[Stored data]
⁂

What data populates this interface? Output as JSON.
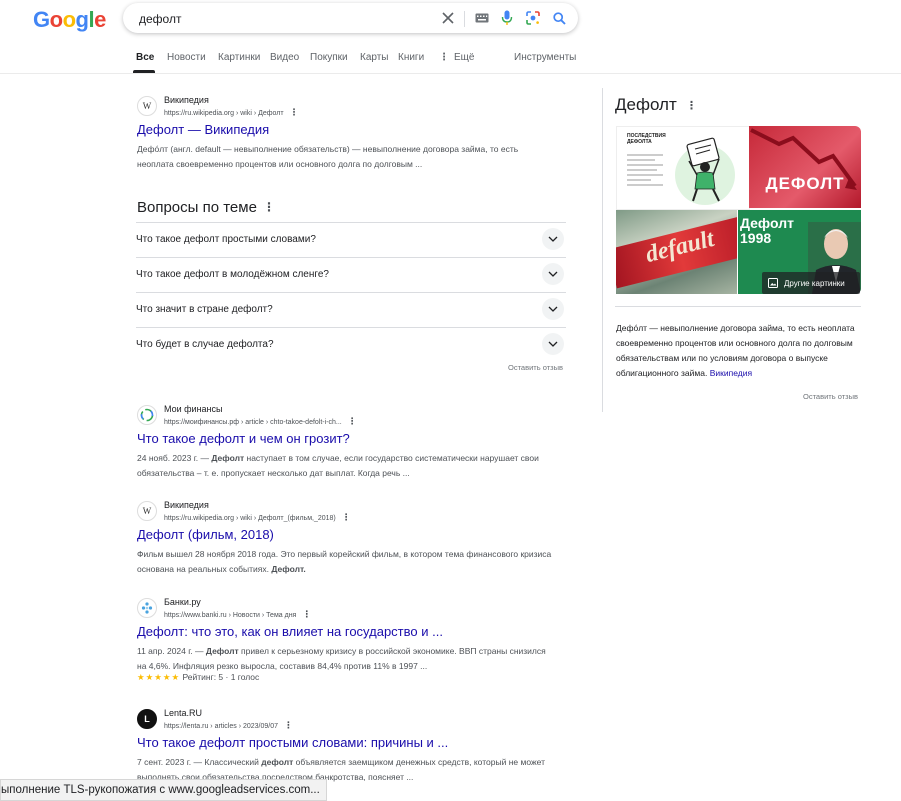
{
  "header": {
    "logo_letters": [
      {
        "ch": "G",
        "color": "#4285F4"
      },
      {
        "ch": "o",
        "color": "#EA4335"
      },
      {
        "ch": "o",
        "color": "#FBBC05"
      },
      {
        "ch": "g",
        "color": "#4285F4"
      },
      {
        "ch": "l",
        "color": "#34A853"
      },
      {
        "ch": "e",
        "color": "#EA4335"
      }
    ],
    "search_value": "дефолт"
  },
  "tabs": {
    "all": "Все",
    "news": "Новости",
    "images": "Картинки",
    "video": "Видео",
    "shopping": "Покупки",
    "maps": "Карты",
    "books": "Книги",
    "more": "Ещё",
    "tools": "Инструменты"
  },
  "results": [
    {
      "site": "Википедия",
      "url": "https://ru.wikipedia.org › wiki › Дефолт",
      "title": "Дефолт — Википедия",
      "snippet": "Дефо́лт (англ. default — невыполнение обязательств) — невыполнение договора займа, то есть неоплата своевременно процентов или основного долга по долговым ..."
    },
    {
      "site": "Мои финансы",
      "url": "https://моифинансы.рф › article › chto-takoe-defolt-i-ch...",
      "title": "Что такое дефолт и чем он грозит?",
      "date": "24 нояб. 2023 г. —",
      "snippet_bold": "Дефолт",
      "snippet": "наступает в том случае, если государство систематически нарушает свои обязательства – т. е. пропускает несколько дат выплат. Когда речь ..."
    },
    {
      "site": "Википедия",
      "url": "https://ru.wikipedia.org › wiki › Дефолт_(фильм,_2018)",
      "title": "Дефолт (фильм, 2018)",
      "snippet": "Фильм вышел 28 ноября 2018 года. Это первый корейский фильм, в котором тема финансового кризиса основана на реальных событиях.",
      "snippet_end_bold": "Дефолт."
    },
    {
      "site": "Банки.ру",
      "url": "https://www.banki.ru › Новости › Тема дня",
      "title": "Дефолт: что это, как он влияет на государство и ...",
      "date": "11 апр. 2024 г. —",
      "snippet_bold": "Дефолт",
      "snippet": "привел к серьезному кризису в российской экономике. ВВП страны снизился на 4,6%. Инфляция резко выросла, составив 84,4% против 11% в 1997 ...",
      "stars": "★★★★★",
      "rating": "Рейтинг: 5 · 1 голос"
    },
    {
      "site": "Lenta.RU",
      "url": "https://lenta.ru › articles › 2023/09/07",
      "title": "Что такое дефолт простыми словами: причины и ...",
      "date": "7 сент. 2023 г. —",
      "snippet_lead": "Классический",
      "snippet_bold": "дефолт",
      "snippet": "объявляется заемщиком денежных средств, который не может выполнять свои обязательства посредством банкротства, поясняет ..."
    }
  ],
  "paa": {
    "title": "Вопросы по теме",
    "questions": [
      "Что такое дефолт простыми словами?",
      "Что такое дефолт в молодёжном сленге?",
      "Что значит в стране дефолт?",
      "Что будет в случае дефолта?"
    ],
    "feedback": "Оставить отзыв"
  },
  "knowledge_panel": {
    "title": "Дефолт",
    "img1_caption_lines": [
      "последствия",
      "дефолта"
    ],
    "img2_text": "ДЕФОЛТ",
    "img3_text": "default",
    "img4_text_lines": [
      "Дефолт",
      "1998"
    ],
    "more_images": "Другие картинки",
    "description": "Дефо́лт — невыполнение договора займа, то есть неоплата своевременно процентов или основного долга по долговым обязательствам или по условиям договора о выпуске облигационного займа.",
    "source_link": "Википедия",
    "feedback": "Оставить отзыв"
  },
  "status_bar": "ыполнение TLS-рукопожатия с www.googleadservices.com..."
}
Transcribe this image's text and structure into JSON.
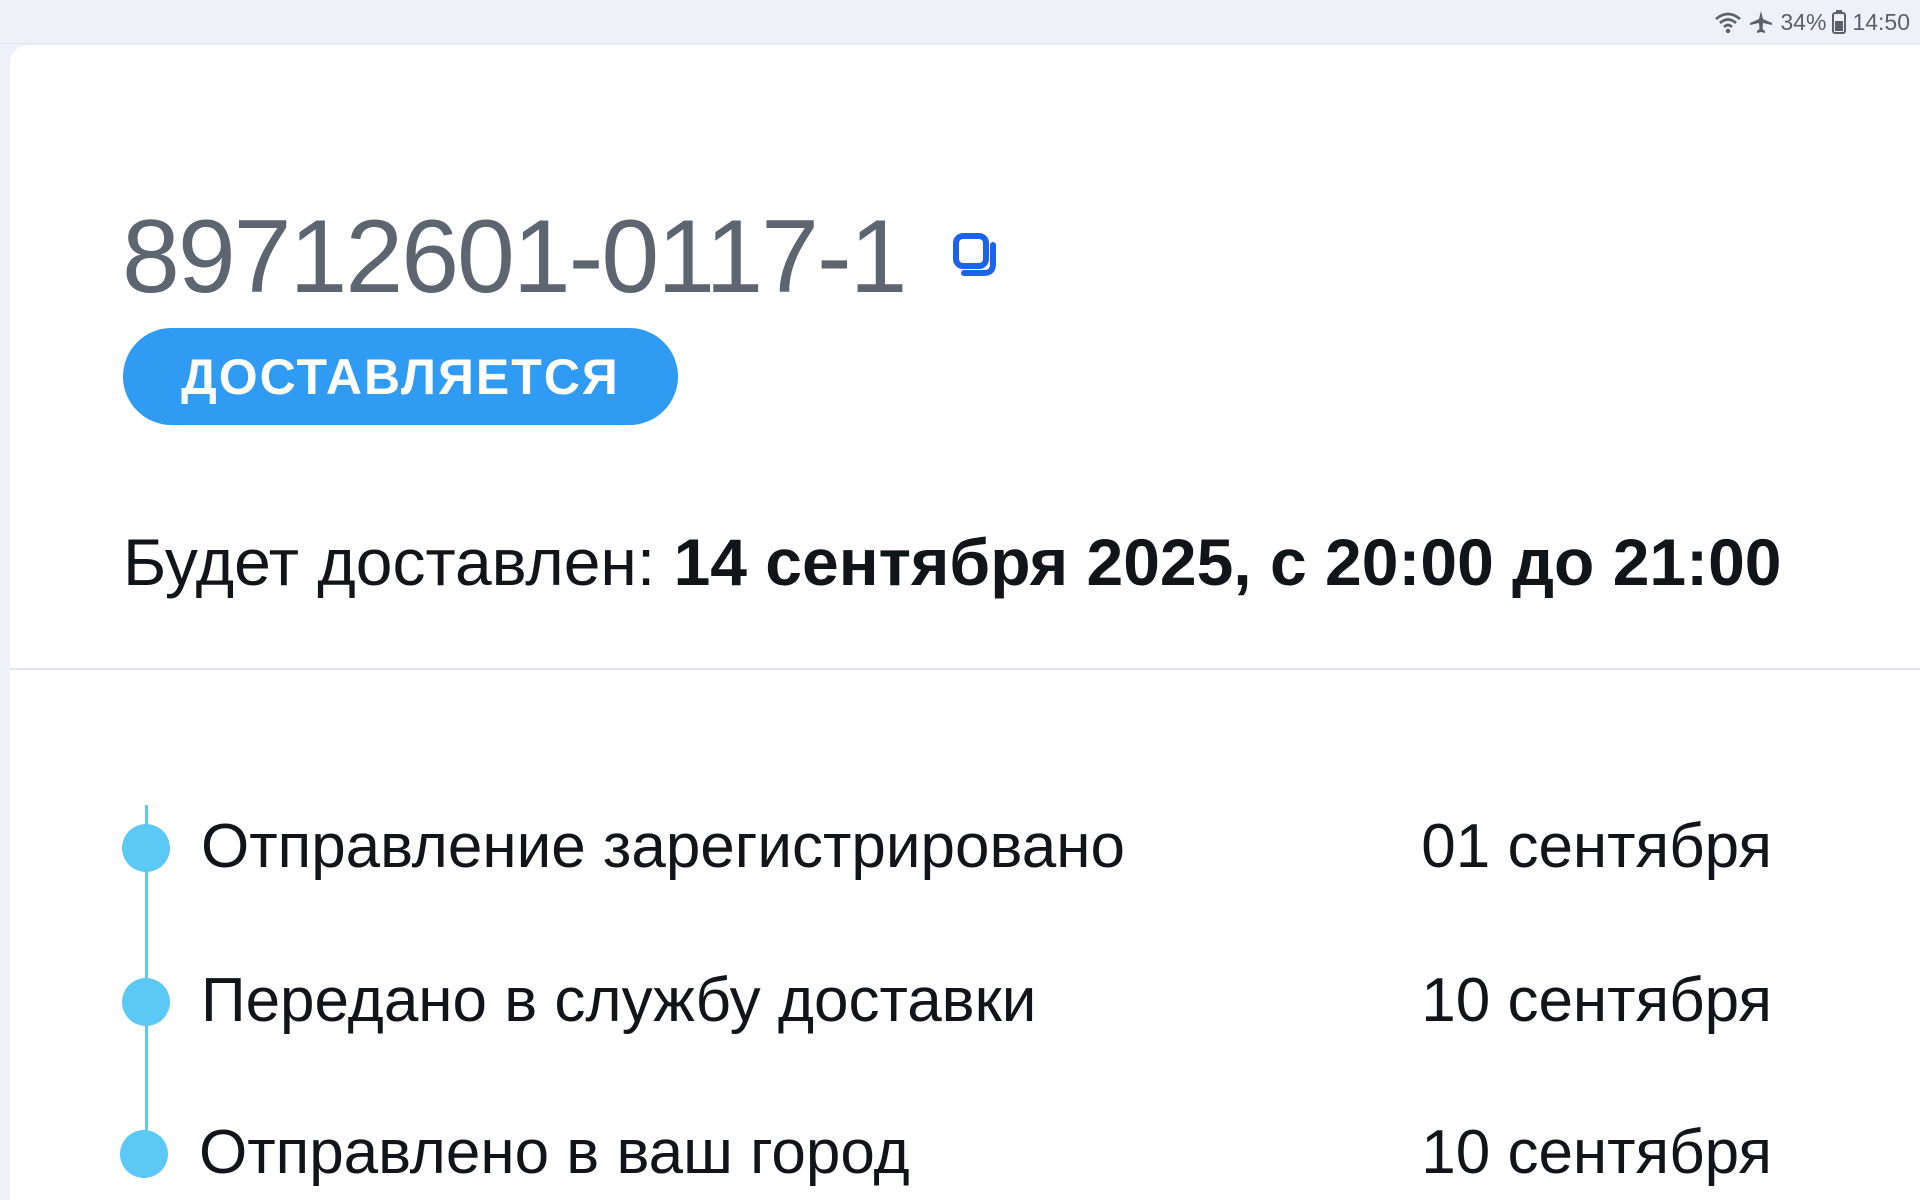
{
  "status_bar": {
    "battery": "34%",
    "time": "14:50",
    "icons": [
      "wifi-icon",
      "airplane-icon",
      "battery-icon"
    ]
  },
  "order": {
    "number": "89712601-0117-1",
    "copy_icon": "copy-icon",
    "status": "ДОСТАВЛЯЕТСЯ",
    "status_color": "#2f9bf3",
    "delivery_label": "Будет доставлен: ",
    "delivery_value": "14 сентября 2025, с 20:00 до 21:00"
  },
  "timeline": {
    "accent": "#5bc8f5",
    "events": [
      {
        "label": "Отправление зарегистрировано",
        "date": "01 сентября"
      },
      {
        "label": "Передано в службу доставки",
        "date": "10 сентября"
      },
      {
        "label": "Отправлено в ваш город",
        "date": "10 сентября"
      }
    ]
  }
}
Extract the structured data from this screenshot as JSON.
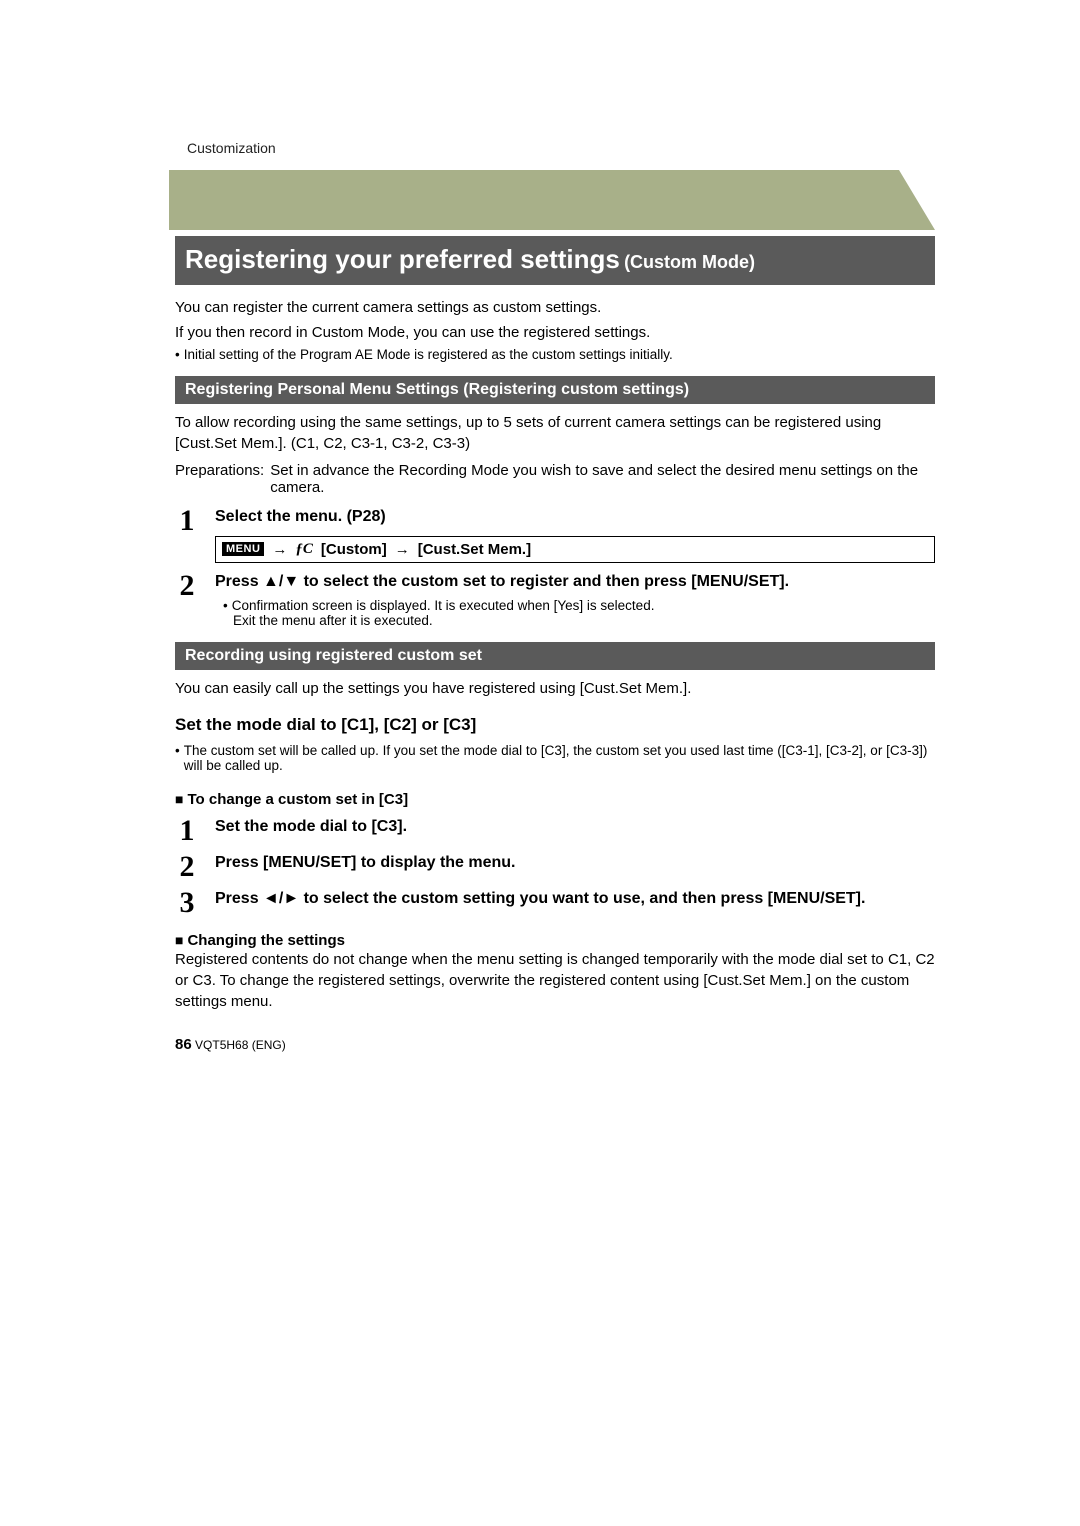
{
  "header": {
    "section": "Customization",
    "title_main": "Registering your preferred settings",
    "title_sub": "(Custom Mode)"
  },
  "intro": {
    "line1": "You can register the current camera settings as custom settings.",
    "line2": "If you then record in Custom Mode, you can use the registered settings.",
    "bullet": "Initial setting of the Program AE Mode is registered as the custom settings initially."
  },
  "register": {
    "heading": "Registering Personal Menu Settings (Registering custom settings)",
    "para_a": "To allow recording using the same settings, up to 5 sets of current camera settings can be registered using [Cust.Set Mem.]. (",
    "modes": "C1, C2, C3-1, C3-2, C3-3",
    "para_b": ")",
    "prep_label": "Preparations:",
    "prep_text": "Set in advance the Recording Mode you wish to save and select the desired menu settings on the camera.",
    "step1": "Select the menu. (P28)",
    "menu_path": {
      "badge": "MENU",
      "arrow1": "→",
      "fc": "ƒC",
      "custom": "[Custom]",
      "arrow2": "→",
      "dest": "[Cust.Set Mem.]"
    },
    "step2": "Press ▲/▼ to select the custom set to register and then press [MENU/SET].",
    "step2_note1": "Confirmation screen is displayed. It is executed when [Yes] is selected.",
    "step2_note2": "Exit the menu after it is executed."
  },
  "recording": {
    "heading": "Recording using registered custom set",
    "intro": "You can easily call up the settings you have registered using [Cust.Set Mem.].",
    "set_dial": "Set the mode dial to [C1], [C2] or [C3]",
    "note_a": "The custom set will be called up. If you set the mode dial to [",
    "note_c3": "C3",
    "note_b": "], the custom set you used last time ([",
    "note_list": "C3-1], [C3-2], or [C3-3",
    "note_c": "]) will be called up.",
    "change_heading": "To change a custom set in [C3]",
    "chg_step1": "Set the mode dial to [C3].",
    "chg_step2": "Press [MENU/SET] to display the menu.",
    "chg_step3": "Press ◄/► to select the custom setting you want to use, and then press [MENU/SET].",
    "changing_title": "Changing the settings",
    "changing_a": "Registered contents do not change when the menu setting is changed temporarily with the mode dial set to ",
    "changing_modes": "C1, C2 or C3",
    "changing_b": ". To change the registered settings, overwrite the registered content using [Cust.Set Mem.] on the custom settings menu."
  },
  "footer": {
    "page": "86",
    "doc_id": "VQT5H68 (ENG)"
  }
}
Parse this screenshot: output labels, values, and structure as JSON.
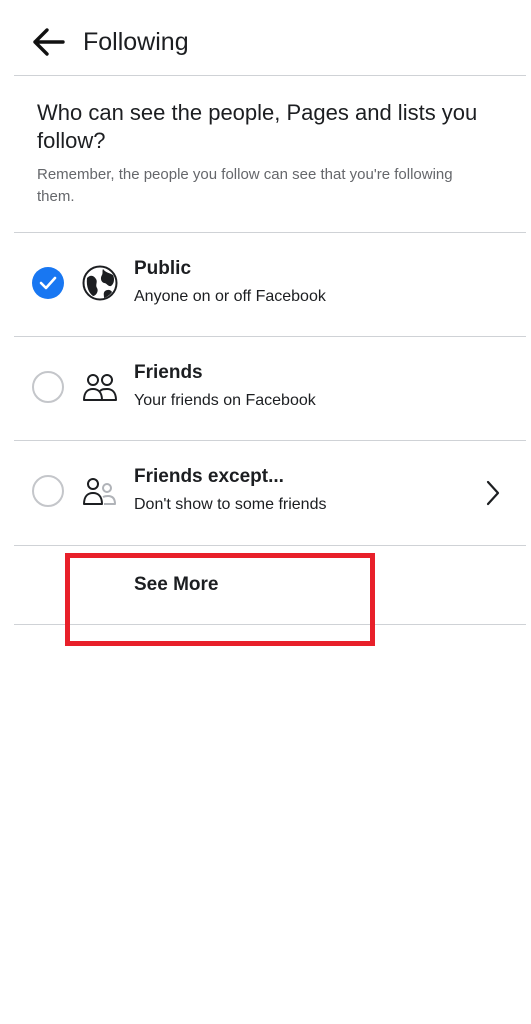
{
  "header": {
    "title": "Following",
    "back_icon": "arrow-left-icon"
  },
  "intro": {
    "question": "Who can see the people, Pages and lists you follow?",
    "note": "Remember, the people you follow can see that you're following them."
  },
  "options": [
    {
      "id": "public",
      "title": "Public",
      "subtitle": "Anyone on or off Facebook",
      "selected": true,
      "icon": "globe-icon"
    },
    {
      "id": "friends",
      "title": "Friends",
      "subtitle": "Your friends on Facebook",
      "selected": false,
      "icon": "friends-icon"
    },
    {
      "id": "friends-except",
      "title": "Friends except...",
      "subtitle": "Don't show to some friends",
      "selected": false,
      "icon": "friends-except-icon",
      "has_chevron": true
    }
  ],
  "see_more": {
    "label": "See More"
  },
  "colors": {
    "accent": "#1877f2",
    "highlight": "#e8202a",
    "divider": "#cfd2d6",
    "secondary_text": "#65676b"
  }
}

⁂

### Directive
Reproduce all of the entries word for word, skipping any pictures they hold.

### Problem solution
What data populates this interface? Output as JSON.
{
  "header": {
    "logo_letters": [
      {
        "ch": "G",
        "color": "#4285F4"
      },
      {
        "ch": "o",
        "color": "#EA4335"
      },
      {
        "ch": "o",
        "color": "#FBBC05"
      },
      {
        "ch": "g",
        "color": "#4285F4"
      },
      {
        "ch": "l",
        "color": "#34A853"
      },
      {
        "ch": "e",
        "color": "#EA4335"
      }
    ],
    "search_value": "дефолт"
  },
  "tabs": {
    "all": "Все",
    "news": "Новости",
    "images": "Картинки",
    "video": "Видео",
    "shopping": "Покупки",
    "maps": "Карты",
    "books": "Книги",
    "more": "Ещё",
    "tools": "Инструменты"
  },
  "results": [
    {
      "site": "Википедия",
      "url": "https://ru.wikipedia.org › wiki › Дефолт",
      "title": "Дефолт — Википедия",
      "snippet": "Дефо́лт (англ. default — невыполнение обязательств) — невыполнение договора займа, то есть неоплата своевременно процентов или основного долга по долговым ..."
    },
    {
      "site": "Мои финансы",
      "url": "https://моифинансы.рф › article › chto-takoe-defolt-i-ch...",
      "title": "Что такое дефолт и чем он грозит?",
      "date": "24 нояб. 2023 г. —",
      "snippet_bold": "Дефолт",
      "snippet": "наступает в том случае, если государство систематически нарушает свои обязательства – т. е. пропускает несколько дат выплат. Когда речь ..."
    },
    {
      "site": "Википедия",
      "url": "https://ru.wikipedia.org › wiki › Дефолт_(фильм,_2018)",
      "title": "Дефолт (фильм, 2018)",
      "snippet": "Фильм вышел 28 ноября 2018 года. Это первый корейский фильм, в котором тема финансового кризиса основана на реальных событиях.",
      "snippet_end_bold": "Дефолт."
    },
    {
      "site": "Банки.ру",
      "url": "https://www.banki.ru › Новости › Тема дня",
      "title": "Дефолт: что это, как он влияет на государство и ...",
      "date": "11 апр. 2024 г. —",
      "snippet_bold": "Дефолт",
      "snippet": "привел к серьезному кризису в российской экономике. ВВП страны снизился на 4,6%. Инфляция резко выросла, составив 84,4% против 11% в 1997 ...",
      "stars": "★★★★★",
      "rating": "Рейтинг: 5 · 1 голос"
    },
    {
      "site": "Lenta.RU",
      "url": "https://lenta.ru › articles › 2023/09/07",
      "title": "Что такое дефолт простыми словами: причины и ...",
      "date": "7 сент. 2023 г. —",
      "snippet_lead": "Классический",
      "snippet_bold": "дефолт",
      "snippet": "объявляется заемщиком денежных средств, который не может выполнять свои обязательства посредством банкротства, поясняет ..."
    }
  ],
  "paa": {
    "title": "Вопросы по теме",
    "questions": [
      "Что такое дефолт простыми словами?",
      "Что такое дефолт в молодёжном сленге?",
      "Что значит в стране дефолт?",
      "Что будет в случае дефолта?"
    ],
    "feedback": "Оставить отзыв"
  },
  "knowledge_panel": {
    "title": "Дефолт",
    "img1_caption_lines": [
      "последствия",
      "дефолта"
    ],
    "img2_text": "ДЕФОЛТ",
    "img3_text": "default",
    "img4_text_lines": [
      "Дефолт",
      "1998"
    ],
    "more_images": "Другие картинки",
    "description": "Дефо́лт — невыполнение договора займа, то есть неоплата своевременно процентов или основного долга по долговым обязательствам или по условиям договора о выпуске облигационного займа.",
    "source_link": "Википедия",
    "feedback": "Оставить отзыв"
  },
  "status_bar": "ыполнение TLS-рукопожатия с www.googleadservices.com..."
}
Transcribe this image's text and structure into JSON.
{
  "status_bar": {
    "battery": "34%",
    "time": "14:50",
    "icons": [
      "wifi-icon",
      "airplane-icon",
      "battery-icon"
    ]
  },
  "order": {
    "number": "89712601-0117-1",
    "copy_icon": "copy-icon",
    "status": "ДОСТАВЛЯЕТСЯ",
    "status_color": "#2f9bf3",
    "delivery_label": "Будет доставлен: ",
    "delivery_value": "14 сентября 2025, с 20:00 до 21:00"
  },
  "timeline": {
    "accent": "#5bc8f5",
    "events": [
      {
        "label": "Отправление зарегистрировано",
        "date": "01 сентября"
      },
      {
        "label": "Передано в службу доставки",
        "date": "10 сентября"
      },
      {
        "label": "Отправлено в ваш город",
        "date": "10 сентября"
      }
    ]
  }
}
Extract the structured data from this screenshot as JSON.
{
  "header": {
    "section": "Customization",
    "title_main": "Registering your preferred settings",
    "title_sub": "(Custom Mode)"
  },
  "intro": {
    "line1": "You can register the current camera settings as custom settings.",
    "line2": "If you then record in Custom Mode, you can use the registered settings.",
    "bullet": "Initial setting of the Program AE Mode is registered as the custom settings initially."
  },
  "register": {
    "heading": "Registering Personal Menu Settings (Registering custom settings)",
    "para_a": "To allow recording using the same settings, up to 5 sets of current camera settings can be registered using [Cust.Set Mem.]. (",
    "modes": "C1, C2, C3-1, C3-2, C3-3",
    "para_b": ")",
    "prep_label": "Preparations:",
    "prep_text": "Set in advance the Recording Mode you wish to save and select the desired menu settings on the camera.",
    "step1": "Select the menu. (P28)",
    "menu_path": {
      "badge": "MENU",
      "arrow1": "→",
      "fc": "ƒC",
      "custom": "[Custom]",
      "arrow2": "→",
      "dest": "[Cust.Set Mem.]"
    },
    "step2": "Press ▲/▼ to select the custom set to register and then press [MENU/SET].",
    "step2_note1": "Confirmation screen is displayed. It is executed when [Yes] is selected.",
    "step2_note2": "Exit the menu after it is executed."
  },
  "recording": {
    "heading": "Recording using registered custom set",
    "intro": "You can easily call up the settings you have registered using [Cust.Set Mem.].",
    "set_dial": "Set the mode dial to [C1], [C2] or [C3]",
    "note_a": "The custom set will be called up. If you set the mode dial to [",
    "note_c3": "C3",
    "note_b": "], the custom set you used last time ([",
    "note_list": "C3-1], [C3-2], or [C3-3",
    "note_c": "]) will be called up.",
    "change_heading": "To change a custom set in [C3]",
    "chg_step1": "Set the mode dial to [C3].",
    "chg_step2": "Press [MENU/SET] to display the menu.",
    "chg_step3": "Press ◄/► to select the custom setting you want to use, and then press [MENU/SET].",
    "changing_title": "Changing the settings",
    "changing_a": "Registered contents do not change when the menu setting is changed temporarily with the mode dial set to ",
    "changing_modes": "C1, C2 or C3",
    "changing_b": ". To change the registered settings, overwrite the registered content using [Cust.Set Mem.] on the custom settings menu."
  },
  "footer": {
    "page": "86",
    "doc_id": "VQT5H68 (ENG)"
  }
}
Parse this screenshot: output labels, values, and structure as JSON.
{
  "header": {
    "title": "Following",
    "back_icon": "arrow-left-icon"
  },
  "intro": {
    "question": "Who can see the people, Pages and lists you follow?",
    "note": "Remember, the people you follow can see that you're following them."
  },
  "options": [
    {
      "id": "public",
      "title": "Public",
      "subtitle": "Anyone on or off Facebook",
      "selected": true,
      "icon": "globe-icon"
    },
    {
      "id": "friends",
      "title": "Friends",
      "subtitle": "Your friends on Facebook",
      "selected": false,
      "icon": "friends-icon"
    },
    {
      "id": "friends-except",
      "title": "Friends except...",
      "subtitle": "Don't show to some friends",
      "selected": false,
      "icon": "friends-except-icon",
      "has_chevron": true
    }
  ],
  "see_more": {
    "label": "See More"
  },
  "colors": {
    "accent": "#1877f2",
    "highlight": "#e8202a",
    "divider": "#cfd2d6",
    "secondary_text": "#65676b"
  }
}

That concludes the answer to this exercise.